• OBJECTIVE: Repeat the entries below exactly as they appear, with no pictures.

• PROVIDED DATA:
-- Begin --

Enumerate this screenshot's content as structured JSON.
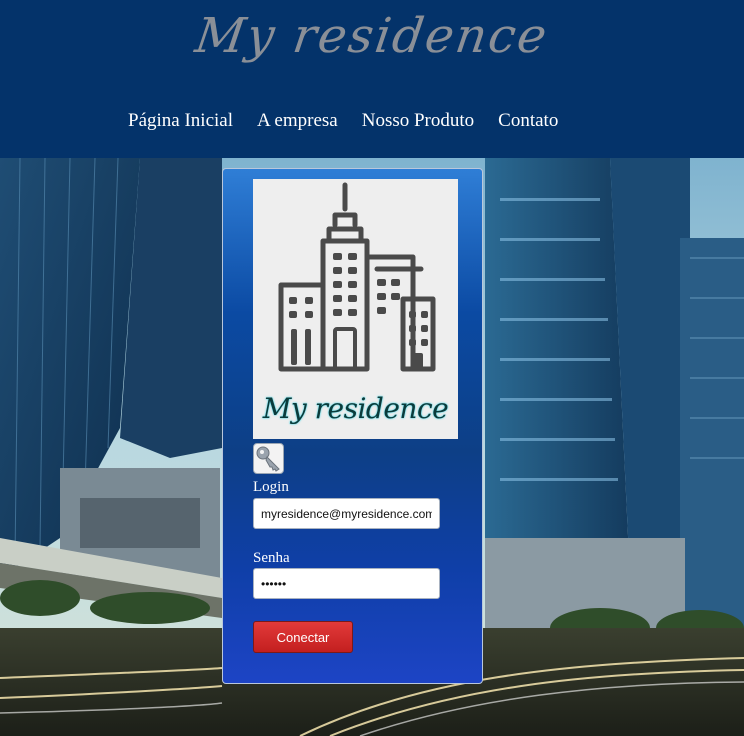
{
  "header": {
    "brand": "My residence",
    "nav": [
      {
        "label": "Página Inicial"
      },
      {
        "label": "A empresa"
      },
      {
        "label": "Nosso Produto"
      },
      {
        "label": "Contato"
      }
    ]
  },
  "login_panel": {
    "logo_text": "My residence",
    "login_label": "Login",
    "login_value": "myresidence@myresidence.com",
    "password_label": "Senha",
    "password_value": "123456",
    "submit_label": "Conectar"
  },
  "colors": {
    "header_bg": "#04336a",
    "button_red": "#d42e2e"
  }
}
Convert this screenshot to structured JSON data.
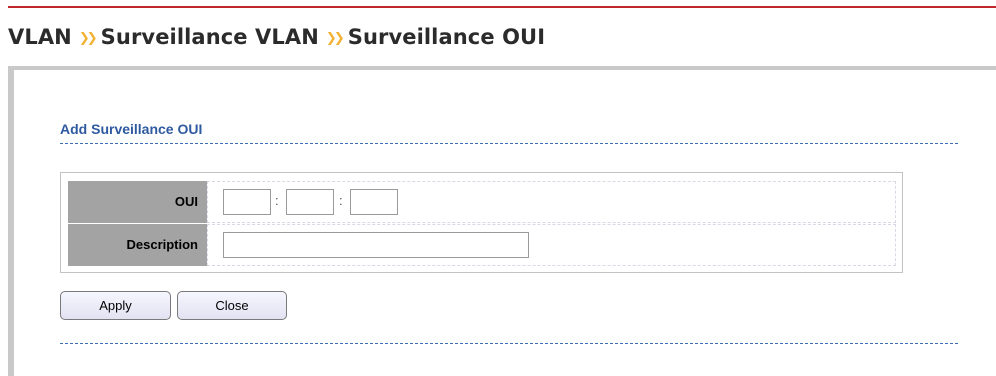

-- End --

• ANSWER IN FULL:
Enumerate this screenshot's content as structured JSON.
{
  "header": {
    "brand": "My residence",
    "nav": [
      {
        "label": "Página Inicial"
      },
      {
        "label": "A empresa"
      },
      {
        "label": "Nosso Produto"
      },
      {
        "label": "Contato"
      }
    ]
  },
  "login_panel": {
    "logo_text": "My residence",
    "login_label": "Login",
    "login_value": "myresidence@myresidence.com",
    "password_label": "Senha",
    "password_value": "123456",
    "submit_label": "Conectar"
  },
  "colors": {
    "header_bg": "#04336a",
    "button_red": "#d42e2e"
  }
}
Convert this screenshot to structured JSON data.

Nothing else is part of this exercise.